Items>
:::

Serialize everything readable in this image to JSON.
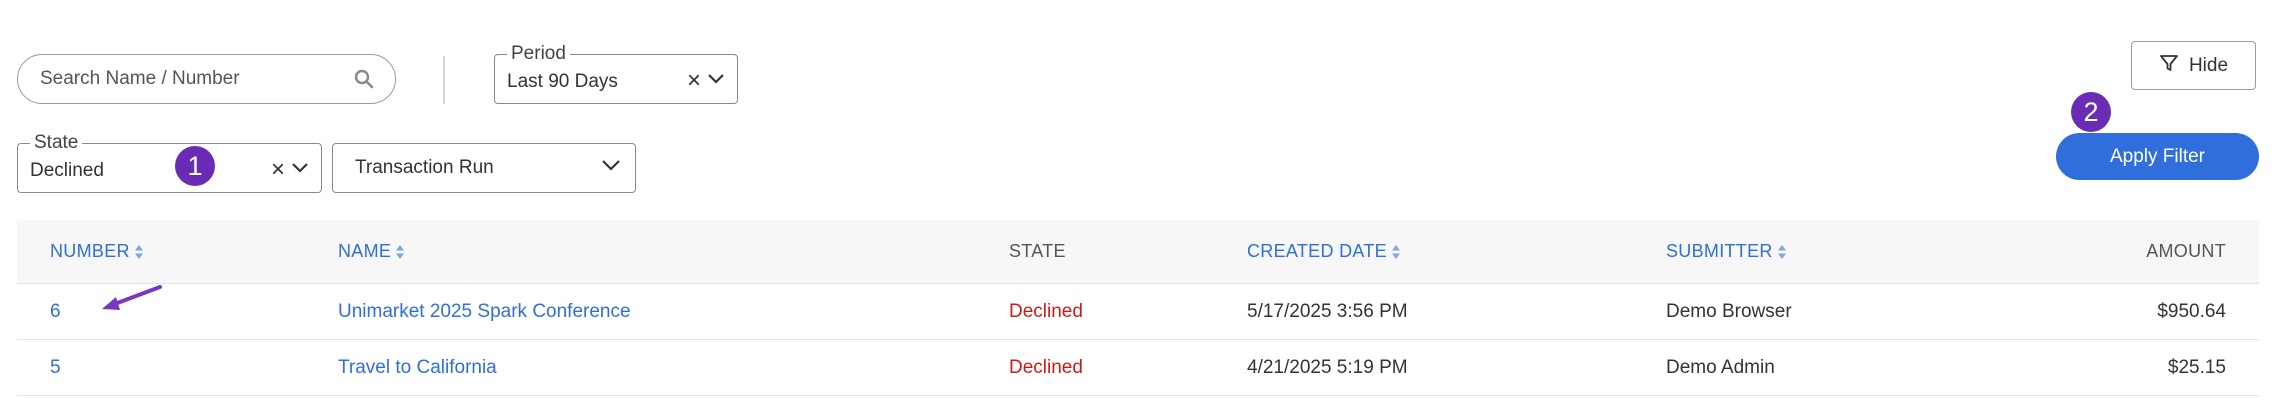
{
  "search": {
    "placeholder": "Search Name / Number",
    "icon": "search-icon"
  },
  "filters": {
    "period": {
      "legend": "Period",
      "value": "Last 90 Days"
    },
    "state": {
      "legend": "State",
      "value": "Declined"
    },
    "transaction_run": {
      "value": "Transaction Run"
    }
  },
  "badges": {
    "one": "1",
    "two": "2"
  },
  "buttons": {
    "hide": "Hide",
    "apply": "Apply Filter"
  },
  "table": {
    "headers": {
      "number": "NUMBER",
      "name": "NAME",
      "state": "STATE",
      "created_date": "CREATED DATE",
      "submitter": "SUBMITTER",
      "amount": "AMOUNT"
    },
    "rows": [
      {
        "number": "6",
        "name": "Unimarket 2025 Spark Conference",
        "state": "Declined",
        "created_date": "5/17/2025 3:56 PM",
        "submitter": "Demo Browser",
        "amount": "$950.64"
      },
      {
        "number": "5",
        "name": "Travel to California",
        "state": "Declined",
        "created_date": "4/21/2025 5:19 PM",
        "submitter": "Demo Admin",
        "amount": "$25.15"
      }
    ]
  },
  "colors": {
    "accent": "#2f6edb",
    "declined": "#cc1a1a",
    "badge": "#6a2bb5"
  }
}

:::

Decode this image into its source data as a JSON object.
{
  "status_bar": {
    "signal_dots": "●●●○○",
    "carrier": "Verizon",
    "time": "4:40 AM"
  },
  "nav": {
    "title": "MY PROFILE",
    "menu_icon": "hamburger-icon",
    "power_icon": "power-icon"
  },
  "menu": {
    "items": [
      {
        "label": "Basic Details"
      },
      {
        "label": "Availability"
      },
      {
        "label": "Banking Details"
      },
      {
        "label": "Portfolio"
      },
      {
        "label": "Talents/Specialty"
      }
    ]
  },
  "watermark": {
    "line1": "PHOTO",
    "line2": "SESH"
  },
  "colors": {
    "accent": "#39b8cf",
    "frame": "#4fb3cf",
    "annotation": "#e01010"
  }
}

:::

Written problem>
Where does the word "value" appear in the listing? List each line that holds it.

Expected output>
      "value": "Last 90 Days"
      "value": "Declined"
      "value": "Transaction Run"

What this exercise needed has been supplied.